>> START Entries

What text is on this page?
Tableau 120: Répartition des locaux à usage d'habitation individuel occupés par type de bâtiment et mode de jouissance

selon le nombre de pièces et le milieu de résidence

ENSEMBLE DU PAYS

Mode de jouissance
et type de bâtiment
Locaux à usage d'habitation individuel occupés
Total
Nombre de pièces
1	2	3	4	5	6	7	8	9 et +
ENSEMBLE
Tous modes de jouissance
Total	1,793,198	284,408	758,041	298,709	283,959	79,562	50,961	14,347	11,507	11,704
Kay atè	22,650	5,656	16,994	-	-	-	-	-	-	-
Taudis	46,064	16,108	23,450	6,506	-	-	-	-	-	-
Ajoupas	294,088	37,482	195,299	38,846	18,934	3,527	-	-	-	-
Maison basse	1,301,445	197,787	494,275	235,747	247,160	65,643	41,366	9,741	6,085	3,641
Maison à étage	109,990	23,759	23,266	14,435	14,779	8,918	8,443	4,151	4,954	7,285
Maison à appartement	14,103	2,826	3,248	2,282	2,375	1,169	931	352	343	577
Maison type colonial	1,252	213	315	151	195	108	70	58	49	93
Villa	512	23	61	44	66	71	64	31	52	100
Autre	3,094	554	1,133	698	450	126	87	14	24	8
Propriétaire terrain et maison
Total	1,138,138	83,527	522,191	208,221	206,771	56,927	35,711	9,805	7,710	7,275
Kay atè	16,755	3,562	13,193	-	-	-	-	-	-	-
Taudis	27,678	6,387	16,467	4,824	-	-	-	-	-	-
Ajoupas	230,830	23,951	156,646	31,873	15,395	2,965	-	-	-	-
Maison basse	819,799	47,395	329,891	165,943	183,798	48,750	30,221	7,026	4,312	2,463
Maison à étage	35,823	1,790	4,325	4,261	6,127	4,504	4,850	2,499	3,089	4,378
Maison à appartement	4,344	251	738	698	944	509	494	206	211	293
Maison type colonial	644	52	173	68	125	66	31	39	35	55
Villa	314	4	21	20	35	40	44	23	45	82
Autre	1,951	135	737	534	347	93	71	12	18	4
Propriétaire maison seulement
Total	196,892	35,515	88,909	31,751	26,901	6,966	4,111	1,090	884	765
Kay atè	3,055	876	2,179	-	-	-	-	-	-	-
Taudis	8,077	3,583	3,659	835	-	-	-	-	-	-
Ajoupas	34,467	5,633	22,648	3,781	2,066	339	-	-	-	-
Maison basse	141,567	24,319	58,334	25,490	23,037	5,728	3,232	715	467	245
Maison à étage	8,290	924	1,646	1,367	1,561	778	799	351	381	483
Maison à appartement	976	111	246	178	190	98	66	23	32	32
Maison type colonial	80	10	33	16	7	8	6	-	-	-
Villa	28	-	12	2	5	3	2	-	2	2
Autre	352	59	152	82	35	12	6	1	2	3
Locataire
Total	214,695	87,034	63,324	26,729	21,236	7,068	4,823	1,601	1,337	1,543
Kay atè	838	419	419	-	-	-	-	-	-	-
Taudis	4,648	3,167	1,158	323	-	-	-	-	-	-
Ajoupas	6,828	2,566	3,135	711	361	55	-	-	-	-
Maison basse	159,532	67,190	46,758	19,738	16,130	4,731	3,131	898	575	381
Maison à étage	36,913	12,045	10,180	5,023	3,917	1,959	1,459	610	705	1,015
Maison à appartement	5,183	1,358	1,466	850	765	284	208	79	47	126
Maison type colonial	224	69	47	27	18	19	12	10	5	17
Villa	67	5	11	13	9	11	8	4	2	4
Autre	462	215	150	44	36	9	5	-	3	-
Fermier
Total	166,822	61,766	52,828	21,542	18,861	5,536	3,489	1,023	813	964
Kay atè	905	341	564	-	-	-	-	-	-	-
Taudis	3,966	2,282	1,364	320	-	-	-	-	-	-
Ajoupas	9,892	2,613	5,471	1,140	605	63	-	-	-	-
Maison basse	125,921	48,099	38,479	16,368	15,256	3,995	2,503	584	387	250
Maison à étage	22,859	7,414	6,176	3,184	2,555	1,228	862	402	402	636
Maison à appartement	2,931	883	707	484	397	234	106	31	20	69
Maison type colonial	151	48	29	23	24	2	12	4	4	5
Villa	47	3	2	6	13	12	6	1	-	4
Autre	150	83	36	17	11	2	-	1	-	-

>> END Entries

• Given request: Using the data above, reproduce every line exactly.

• Exercise result:
What text is on this page?
Tableau 120: Répartition des locaux à usage d'habitation individuel occupés par type de bâtiment et mode de jouissance

selon le nombre de pièces et le milieu de résidence

ENSEMBLE DU PAYS

Mode de jouissance
et type de bâtiment
Locaux à usage d'habitation individuel occupés
Total
Nombre de pièces
1	2	3	4	5	6	7	8	9 et +
ENSEMBLE
Tous modes de jouissance
Total	1,793,198	284,408	758,041	298,709	283,959	79,562	50,961	14,347	11,507	11,704
Kay atè	22,650	5,656	16,994	-	-	-	-	-	-	-
Taudis	46,064	16,108	23,450	6,506	-	-	-	-	-	-
Ajoupas	294,088	37,482	195,299	38,846	18,934	3,527	-	-	-	-
Maison basse	1,301,445	197,787	494,275	235,747	247,160	65,643	41,366	9,741	6,085	3,641
Maison à étage	109,990	23,759	23,266	14,435	14,779	8,918	8,443	4,151	4,954	7,285
Maison à appartement	14,103	2,826	3,248	2,282	2,375	1,169	931	352	343	577
Maison type colonial	1,252	213	315	151	195	108	70	58	49	93
Villa	512	23	61	44	66	71	64	31	52	100
Autre	3,094	554	1,133	698	450	126	87	14	24	8
Propriétaire terrain et maison
Total	1,138,138	83,527	522,191	208,221	206,771	56,927	35,711	9,805	7,710	7,275
Kay atè	16,755	3,562	13,193	-	-	-	-	-	-	-
Taudis	27,678	6,387	16,467	4,824	-	-	-	-	-	-
Ajoupas	230,830	23,951	156,646	31,873	15,395	2,965	-	-	-	-
Maison basse	819,799	47,395	329,891	165,943	183,798	48,750	30,221	7,026	4,312	2,463
Maison à étage	35,823	1,790	4,325	4,261	6,127	4,504	4,850	2,499	3,089	4,378
Maison à appartement	4,344	251	738	698	944	509	494	206	211	293
Maison type colonial	644	52	173	68	125	66	31	39	35	55
Villa	314	4	21	20	35	40	44	23	45	82
Autre	1,951	135	737	534	347	93	71	12	18	4
Propriétaire maison seulement
Total	196,892	35,515	88,909	31,751	26,901	6,966	4,111	1,090	884	765
Kay atè	3,055	876	2,179	-	-	-	-	-	-	-
Taudis	8,077	3,583	3,659	835	-	-	-	-	-	-
Ajoupas	34,467	5,633	22,648	3,781	2,066	339	-	-	-	-
Maison basse	141,567	24,319	58,334	25,490	23,037	5,728	3,232	715	467	245
Maison à étage	8,290	924	1,646	1,367	1,561	778	799	351	381	483
Maison à appartement	976	111	246	178	190	98	66	23	32	32
Maison type colonial	80	10	33	16	7	8	6	-	-	-
Villa	28	-	12	2	5	3	2	-	2	2
Autre	352	59	152	82	35	12	6	1	2	3
Locataire
Total	214,695	87,034	63,324	26,729	21,236	7,068	4,823	1,601	1,337	1,543
Kay atè	838	419	419	-	-	-	-	-	-	-
Taudis	4,648	3,167	1,158	323	-	-	-	-	-	-
Ajoupas	6,828	2,566	3,135	711	361	55	-	-	-	-
Maison basse	159,532	67,190	46,758	19,738	16,130	4,731	3,131	898	575	381
Maison à étage	36,913	12,045	10,180	5,023	3,917	1,959	1,459	610	705	1,015
Maison à appartement	5,183	1,358	1,466	850	765	284	208	79	47	126
Maison type colonial	224	69	47	27	18	19	12	10	5	17
Villa	67	5	11	13	9	11	8	4	2	4
Autre	462	215	150	44	36	9	5	-	3	-
Fermier
Total	166,822	61,766	52,828	21,542	18,861	5,536	3,489	1,023	813	964
Kay atè	905	341	564	-	-	-	-	-	-	-
Taudis	3,966	2,282	1,364	320	-	-	-	-	-	-
Ajoupas	9,892	2,613	5,471	1,140	605	63	-	-	-	-
Maison basse	125,921	48,099	38,479	16,368	15,256	3,995	2,503	584	387	250
Maison à étage	22,859	7,414	6,176	3,184	2,555	1,228	862	402	402	636
Maison à appartement	2,931	883	707	484	397	234	106	31	20	69
Maison type colonial	151	48	29	23	24	2	12	4	4	5
Villa	47	3	2	6	13	12	6	1	-	4
Autre	150	83	36	17	11	2	-	1	-	-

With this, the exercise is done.